Dataset items
--- START ---

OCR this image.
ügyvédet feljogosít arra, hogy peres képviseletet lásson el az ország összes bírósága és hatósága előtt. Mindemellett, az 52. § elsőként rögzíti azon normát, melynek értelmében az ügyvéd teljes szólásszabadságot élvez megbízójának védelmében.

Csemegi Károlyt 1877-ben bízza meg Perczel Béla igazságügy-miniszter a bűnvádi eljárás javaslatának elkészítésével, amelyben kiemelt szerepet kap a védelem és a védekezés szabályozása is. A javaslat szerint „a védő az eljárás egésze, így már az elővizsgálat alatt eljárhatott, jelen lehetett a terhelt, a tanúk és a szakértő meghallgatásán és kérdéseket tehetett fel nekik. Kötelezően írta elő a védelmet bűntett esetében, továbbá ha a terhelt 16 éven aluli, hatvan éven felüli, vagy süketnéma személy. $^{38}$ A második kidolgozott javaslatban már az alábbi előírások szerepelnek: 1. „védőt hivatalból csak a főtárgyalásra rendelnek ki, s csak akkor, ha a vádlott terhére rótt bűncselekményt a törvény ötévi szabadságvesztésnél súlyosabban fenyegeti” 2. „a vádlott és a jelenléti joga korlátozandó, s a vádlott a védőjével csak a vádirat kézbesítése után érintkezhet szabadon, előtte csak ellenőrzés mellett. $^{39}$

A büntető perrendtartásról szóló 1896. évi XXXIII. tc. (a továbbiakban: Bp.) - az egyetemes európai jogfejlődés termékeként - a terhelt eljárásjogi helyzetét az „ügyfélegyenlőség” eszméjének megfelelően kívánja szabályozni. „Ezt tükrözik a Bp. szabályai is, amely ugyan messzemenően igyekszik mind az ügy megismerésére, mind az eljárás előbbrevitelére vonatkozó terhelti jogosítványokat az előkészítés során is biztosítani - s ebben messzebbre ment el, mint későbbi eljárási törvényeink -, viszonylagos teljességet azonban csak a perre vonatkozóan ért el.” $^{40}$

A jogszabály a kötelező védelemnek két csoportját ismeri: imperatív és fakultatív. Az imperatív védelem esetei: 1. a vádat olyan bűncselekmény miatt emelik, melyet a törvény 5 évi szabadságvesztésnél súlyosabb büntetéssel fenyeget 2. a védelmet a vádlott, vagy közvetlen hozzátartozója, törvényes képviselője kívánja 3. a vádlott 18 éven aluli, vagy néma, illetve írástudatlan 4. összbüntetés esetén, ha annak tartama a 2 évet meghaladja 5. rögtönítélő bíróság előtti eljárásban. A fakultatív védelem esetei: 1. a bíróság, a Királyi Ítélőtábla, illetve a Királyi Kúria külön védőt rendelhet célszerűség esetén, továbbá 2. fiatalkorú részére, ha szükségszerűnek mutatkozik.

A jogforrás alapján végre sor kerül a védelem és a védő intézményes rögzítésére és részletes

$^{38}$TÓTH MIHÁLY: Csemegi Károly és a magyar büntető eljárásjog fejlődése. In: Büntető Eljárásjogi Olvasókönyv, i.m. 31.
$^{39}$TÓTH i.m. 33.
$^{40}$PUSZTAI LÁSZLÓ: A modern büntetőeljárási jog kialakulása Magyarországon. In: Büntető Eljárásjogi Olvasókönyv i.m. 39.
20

--- END ---

WORK TO BE COMPLETED » Copy out all of the data exactly, leaving nothing out.

TASK ANSWER »
OCR this image.
ügyvédet feljogosít arra, hogy peres képviseletet lásson el az ország összes bírósága és hatósága előtt. Mindemellett, az 52. § elsőként rögzíti azon normát, melynek értelmében az ügyvéd teljes szólásszabadságot élvez megbízójának védelmében.

Csemegi Károlyt 1877-ben bízza meg Perczel Béla igazságügy-miniszter a bűnvádi eljárás javaslatának elkészítésével, amelyben kiemelt szerepet kap a védelem és a védekezés szabályozása is. A javaslat szerint „a védő az eljárás egésze, így már az elővizsgálat alatt eljárhatott, jelen lehetett a terhelt, a tanúk és a szakértő meghallgatásán és kérdéseket tehetett fel nekik. Kötelezően írta elő a védelmet bűntett esetében, továbbá ha a terhelt 16 éven aluli, hatvan éven felüli, vagy süketnéma személy. $^{38}$ A második kidolgozott javaslatban már az alábbi előírások szerepelnek: 1. „védőt hivatalból csak a főtárgyalásra rendelnek ki, s csak akkor, ha a vádlott terhére rótt bűncselekményt a törvény ötévi szabadságvesztésnél súlyosabban fenyegeti” 2. „a vádlott és a jelenléti joga korlátozandó, s a vádlott a védőjével csak a vádirat kézbesítése után érintkezhet szabadon, előtte csak ellenőrzés mellett. $^{39}$

A büntető perrendtartásról szóló 1896. évi XXXIII. tc. (a továbbiakban: Bp.) - az egyetemes európai jogfejlődés termékeként - a terhelt eljárásjogi helyzetét az „ügyfélegyenlőség” eszméjének megfelelően kívánja szabályozni. „Ezt tükrözik a Bp. szabályai is, amely ugyan messzemenően igyekszik mind az ügy megismerésére, mind az eljárás előbbrevitelére vonatkozó terhelti jogosítványokat az előkészítés során is biztosítani - s ebben messzebbre ment el, mint későbbi eljárási törvényeink -, viszonylagos teljességet azonban csak a perre vonatkozóan ért el.” $^{40}$

A jogszabály a kötelező védelemnek két csoportját ismeri: imperatív és fakultatív. Az imperatív védelem esetei: 1. a vádat olyan bűncselekmény miatt emelik, melyet a törvény 5 évi szabadságvesztésnél súlyosabb büntetéssel fenyeget 2. a védelmet a vádlott, vagy közvetlen hozzátartozója, törvényes képviselője kívánja 3. a vádlott 18 éven aluli, vagy néma, illetve írástudatlan 4. összbüntetés esetén, ha annak tartama a 2 évet meghaladja 5. rögtönítélő bíróság előtti eljárásban. A fakultatív védelem esetei: 1. a bíróság, a Királyi Ítélőtábla, illetve a Királyi Kúria külön védőt rendelhet célszerűség esetén, továbbá 2. fiatalkorú részére, ha szükségszerűnek mutatkozik.

A jogforrás alapján végre sor kerül a védelem és a védő intézményes rögzítésére és részletes

$^{38}$TÓTH MIHÁLY: Csemegi Károly és a magyar büntető eljárásjog fejlődése. In: Büntető Eljárásjogi Olvasókönyv, i.m. 31.
$^{39}$TÓTH i.m. 33.
$^{40}$PUSZTAI LÁSZLÓ: A modern büntetőeljárási jog kialakulása Magyarországon. In: Büntető Eljárásjogi Olvasókönyv i.m. 39.
20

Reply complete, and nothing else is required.